La proposta del Congresso Nazionale
Indigeno (CNI) e degli zapatisti è un appello molto ampio
che viene rivolto all’intera società e che esige risposte chiare e impegnate.
Ci chiama innanzitutto a
prestare attenzione alla situazione dei popoli indigeni, alla costante
aggressione a cui sono sottoposti, alla dignità di cui danno prova sul fronte
dell’attuale guerra a cui sono stati condotti. Imparare a vedere con chiarezza quello
che si sta verificando con loro è anche un modo per approfondire la
comprensione della situazione attuale, che riguarda tutte e tutti. Siamo chiaramente in
un momento di pericolo, e prestare l’orecchio al richiamo del CNI è un modo per
svegliarci.
L’appello è molto esplicito: non è rivolto
soltanto ai popoli indigeni. Anche il Consiglio Indigeno di Governo non è
soltanto per loro. Cercano alleanze con persone e gruppi molto diversi, con l’immensa gamma
di scontenti che sono emersi e in particolare con quelli che condividono
la loro scelta anticapitalistica e lottano come loro dal basso e a sinistra. Non si mettono a
competere con nessuno per i voti, perché il loro obiettivo è quello di mettere
in luce le condizioni attuali dei popoli indigeni e di contribuire alla
ricostruzione sociale e politica, smantellando gli apparati marci dello Stato.
La proposta riaccende innanzi tutto
vecchi dibattiti sull’identità indigena, che possono essere appassionanti e
produttivi, ma anche destabilizzanti e pericolosi.

▶ [OBIETTIVO]
Riproduca senza alcuna modifica la parte del brano sulla proposta del CNI e degli zapatisti compresa tra "La proposta riaccende" e "destabilizzanti e pericolosi.", estremi inclusi. Le righe riportate non hanno alcuna rilevanza per quanto qui richiesto.

▶ [DATI FORNITI]
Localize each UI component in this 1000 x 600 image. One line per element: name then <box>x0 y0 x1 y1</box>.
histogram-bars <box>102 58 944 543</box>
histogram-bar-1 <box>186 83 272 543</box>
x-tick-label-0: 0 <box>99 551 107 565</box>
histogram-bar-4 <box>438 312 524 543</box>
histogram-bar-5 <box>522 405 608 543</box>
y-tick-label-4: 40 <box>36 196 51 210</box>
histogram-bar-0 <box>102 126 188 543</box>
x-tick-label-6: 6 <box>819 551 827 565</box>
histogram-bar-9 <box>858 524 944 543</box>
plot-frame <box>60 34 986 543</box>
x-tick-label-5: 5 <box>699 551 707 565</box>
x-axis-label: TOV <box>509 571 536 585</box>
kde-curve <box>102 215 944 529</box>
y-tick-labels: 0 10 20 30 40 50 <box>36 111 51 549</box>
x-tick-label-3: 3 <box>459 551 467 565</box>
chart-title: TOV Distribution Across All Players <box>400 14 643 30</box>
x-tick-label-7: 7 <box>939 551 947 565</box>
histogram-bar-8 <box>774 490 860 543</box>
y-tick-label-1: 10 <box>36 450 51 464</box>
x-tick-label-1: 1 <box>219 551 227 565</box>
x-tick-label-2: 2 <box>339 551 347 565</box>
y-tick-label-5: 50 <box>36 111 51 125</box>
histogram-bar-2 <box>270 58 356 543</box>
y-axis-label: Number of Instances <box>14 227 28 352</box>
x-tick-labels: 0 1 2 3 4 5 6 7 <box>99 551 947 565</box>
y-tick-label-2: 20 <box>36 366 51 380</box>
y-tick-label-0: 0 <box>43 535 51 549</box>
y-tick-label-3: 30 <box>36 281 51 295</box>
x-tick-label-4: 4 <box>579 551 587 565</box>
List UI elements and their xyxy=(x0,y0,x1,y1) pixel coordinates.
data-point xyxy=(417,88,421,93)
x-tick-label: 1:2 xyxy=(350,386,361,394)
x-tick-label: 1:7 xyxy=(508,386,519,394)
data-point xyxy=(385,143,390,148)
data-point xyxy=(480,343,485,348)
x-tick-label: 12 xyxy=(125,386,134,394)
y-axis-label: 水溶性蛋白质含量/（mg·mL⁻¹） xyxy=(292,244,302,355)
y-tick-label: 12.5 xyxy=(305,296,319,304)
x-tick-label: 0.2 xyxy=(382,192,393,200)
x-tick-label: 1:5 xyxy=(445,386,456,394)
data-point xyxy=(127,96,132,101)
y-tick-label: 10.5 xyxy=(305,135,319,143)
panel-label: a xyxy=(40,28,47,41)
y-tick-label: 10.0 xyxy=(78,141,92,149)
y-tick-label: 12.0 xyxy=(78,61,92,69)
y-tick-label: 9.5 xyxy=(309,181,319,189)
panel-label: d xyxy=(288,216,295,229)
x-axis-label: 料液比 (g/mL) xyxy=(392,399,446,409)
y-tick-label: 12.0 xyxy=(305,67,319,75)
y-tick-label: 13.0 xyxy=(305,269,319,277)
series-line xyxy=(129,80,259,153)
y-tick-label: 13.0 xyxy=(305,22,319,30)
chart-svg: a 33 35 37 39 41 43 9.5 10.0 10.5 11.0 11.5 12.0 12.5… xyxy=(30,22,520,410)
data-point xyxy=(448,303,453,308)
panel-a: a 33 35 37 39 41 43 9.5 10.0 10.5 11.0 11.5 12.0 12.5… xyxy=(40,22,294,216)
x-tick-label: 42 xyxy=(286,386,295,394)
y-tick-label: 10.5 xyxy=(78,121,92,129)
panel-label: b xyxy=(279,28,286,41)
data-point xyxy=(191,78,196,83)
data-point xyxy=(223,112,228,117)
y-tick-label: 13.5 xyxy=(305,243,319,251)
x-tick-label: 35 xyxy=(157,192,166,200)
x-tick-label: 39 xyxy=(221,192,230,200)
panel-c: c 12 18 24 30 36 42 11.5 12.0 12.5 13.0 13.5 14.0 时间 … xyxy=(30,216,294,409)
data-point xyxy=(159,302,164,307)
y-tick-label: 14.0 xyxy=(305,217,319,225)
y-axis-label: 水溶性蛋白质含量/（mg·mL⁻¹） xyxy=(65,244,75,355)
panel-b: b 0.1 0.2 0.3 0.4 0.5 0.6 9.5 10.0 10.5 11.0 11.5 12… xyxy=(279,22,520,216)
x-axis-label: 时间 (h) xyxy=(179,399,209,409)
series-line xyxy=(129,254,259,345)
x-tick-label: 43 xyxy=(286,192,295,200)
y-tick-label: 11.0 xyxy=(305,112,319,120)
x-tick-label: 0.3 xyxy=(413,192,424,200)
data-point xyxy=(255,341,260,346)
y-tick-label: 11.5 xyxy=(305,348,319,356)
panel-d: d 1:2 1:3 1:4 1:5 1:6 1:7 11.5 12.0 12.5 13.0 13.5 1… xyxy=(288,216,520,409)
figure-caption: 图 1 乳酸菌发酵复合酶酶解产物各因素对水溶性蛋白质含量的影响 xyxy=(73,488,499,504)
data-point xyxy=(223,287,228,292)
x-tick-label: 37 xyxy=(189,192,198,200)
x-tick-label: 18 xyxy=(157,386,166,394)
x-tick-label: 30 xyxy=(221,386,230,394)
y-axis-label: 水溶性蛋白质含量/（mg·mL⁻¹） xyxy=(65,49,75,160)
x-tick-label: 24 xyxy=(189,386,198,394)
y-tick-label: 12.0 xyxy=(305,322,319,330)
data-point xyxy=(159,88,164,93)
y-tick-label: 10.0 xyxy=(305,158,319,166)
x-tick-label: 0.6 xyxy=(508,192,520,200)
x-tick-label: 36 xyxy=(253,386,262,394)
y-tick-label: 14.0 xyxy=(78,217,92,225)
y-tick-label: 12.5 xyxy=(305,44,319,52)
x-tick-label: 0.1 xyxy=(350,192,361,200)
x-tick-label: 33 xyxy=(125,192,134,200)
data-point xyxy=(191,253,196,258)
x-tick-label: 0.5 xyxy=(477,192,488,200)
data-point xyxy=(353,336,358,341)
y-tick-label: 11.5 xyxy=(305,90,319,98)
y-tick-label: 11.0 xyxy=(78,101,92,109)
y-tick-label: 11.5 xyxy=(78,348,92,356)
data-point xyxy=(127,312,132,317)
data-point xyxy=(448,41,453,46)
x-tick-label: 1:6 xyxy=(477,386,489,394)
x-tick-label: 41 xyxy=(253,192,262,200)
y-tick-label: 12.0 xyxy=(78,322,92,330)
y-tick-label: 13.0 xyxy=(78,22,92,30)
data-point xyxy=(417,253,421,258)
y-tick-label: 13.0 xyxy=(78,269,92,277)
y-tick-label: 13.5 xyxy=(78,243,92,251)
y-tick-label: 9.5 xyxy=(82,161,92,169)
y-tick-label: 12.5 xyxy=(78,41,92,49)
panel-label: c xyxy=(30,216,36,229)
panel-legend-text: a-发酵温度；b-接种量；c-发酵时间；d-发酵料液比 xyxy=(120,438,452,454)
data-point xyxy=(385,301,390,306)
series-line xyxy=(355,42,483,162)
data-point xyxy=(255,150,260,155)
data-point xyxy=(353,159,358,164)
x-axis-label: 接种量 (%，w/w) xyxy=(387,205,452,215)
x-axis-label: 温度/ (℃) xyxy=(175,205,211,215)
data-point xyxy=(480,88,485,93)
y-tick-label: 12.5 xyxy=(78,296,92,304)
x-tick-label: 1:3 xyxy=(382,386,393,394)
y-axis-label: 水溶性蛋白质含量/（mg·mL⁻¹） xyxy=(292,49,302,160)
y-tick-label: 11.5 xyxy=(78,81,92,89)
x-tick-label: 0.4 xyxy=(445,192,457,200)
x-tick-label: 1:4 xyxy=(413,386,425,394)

▶ [RISULTATO CORRETTO]
La proposta riaccende innanzi tutto
vecchi dibattiti sull’identità indigena, che possono essere appassionanti e
produttivi, ma anche destabilizzanti e pericolosi.